__PROVIDED DATA__.
* BEGIN *
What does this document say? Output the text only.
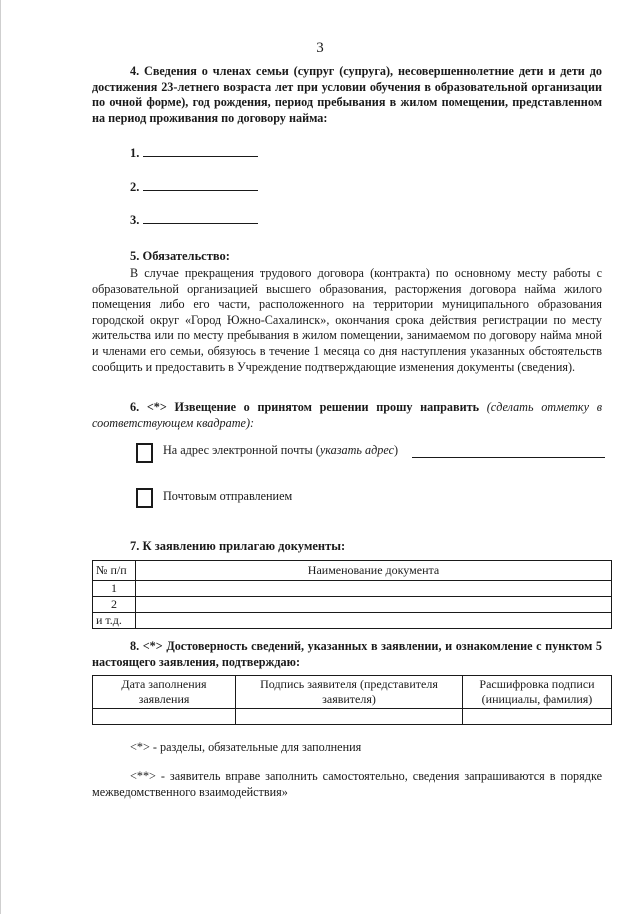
3
4. Сведения о членах семьи (супруг (супруга), несовершеннолетние дети и дети до достижения 23-летнего возраста лет при условии обучения в образовательной организации по очной форме), год рождения, период пребывания в жилом помещении, представленном на период проживания по договору найма:
1.
2.
3.
5. Обязательство:
В случае прекращения трудового договора (контракта) по основному месту работы с образовательной организацией высшего образования, расторжения договора найма жилого помещения либо его части, расположенного на территории муниципального образования городской округ «Город Южно-Сахалинск», окончания срока действия регистрации по месту жительства или по месту пребывания в жилом помещении, занимаемом по договору найма мной и членами его семьи, обязуюсь в течение 1 месяца со дня наступления указанных обстоятельств сообщить и предоставить в Учреждение подтверждающие изменения документы (сведения).
6. <*> Извещение о принятом решении прошу направить (сделать отметку в соответствующем квадрате):
На адрес электронной почты (указать адрес)
Почтовым отправлением
7. К заявлению прилагаю документы:
№ п/п	Наименование документа
1	
2	
и т.д.	
8. <*> Достоверность сведений, указанных в заявлении, и ознакомление с пунктом 5 настоящего заявления, подтверждаю:
Дата заполнения заявления	Подпись заявителя (представителя заявителя)	Расшифровка подписи (инициалы, фамилия)

<*> - разделы, обязательные для заполнения
<**> - заявитель вправе заполнить самостоятельно, сведения запрашиваются в порядке межведомственного взаимодействия»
* END *
Above are records with pictures; repeat the records exactly and leave the pictures out.

What does this document say? Output the text only.
3
4. Сведения о членах семьи (супруг (супруга), несовершеннолетние дети и дети до достижения 23-летнего возраста лет при условии обучения в образовательной организации по очной форме), год рождения, период пребывания в жилом помещении, представленном на период проживания по договору найма:
1.
2.
3.
5. Обязательство:
В случае прекращения трудового договора (контракта) по основному месту работы с образовательной организацией высшего образования, расторжения договора найма жилого помещения либо его части, расположенного на территории муниципального образования городской округ «Город Южно-Сахалинск», окончания срока действия регистрации по месту жительства или по месту пребывания в жилом помещении, занимаемом по договору найма мной и членами его семьи, обязуюсь в течение 1 месяца со дня наступления указанных обстоятельств сообщить и предоставить в Учреждение подтверждающие изменения документы (сведения).
6. <*> Извещение о принятом решении прошу направить (сделать отметку в соответствующем квадрате):
На адрес электронной почты (указать адрес)
Почтовым отправлением
7. К заявлению прилагаю документы:
№ п/п	Наименование документа
1	
2	
и т.д.	
8. <*> Достоверность сведений, указанных в заявлении, и ознакомление с пунктом 5 настоящего заявления, подтверждаю:
Дата заполнения заявления	Подпись заявителя (представителя заявителя)	Расшифровка подписи (инициалы, фамилия)

<*> - разделы, обязательные для заполнения
<**> - заявитель вправе заполнить самостоятельно, сведения запрашиваются в порядке межведомственного взаимодействия»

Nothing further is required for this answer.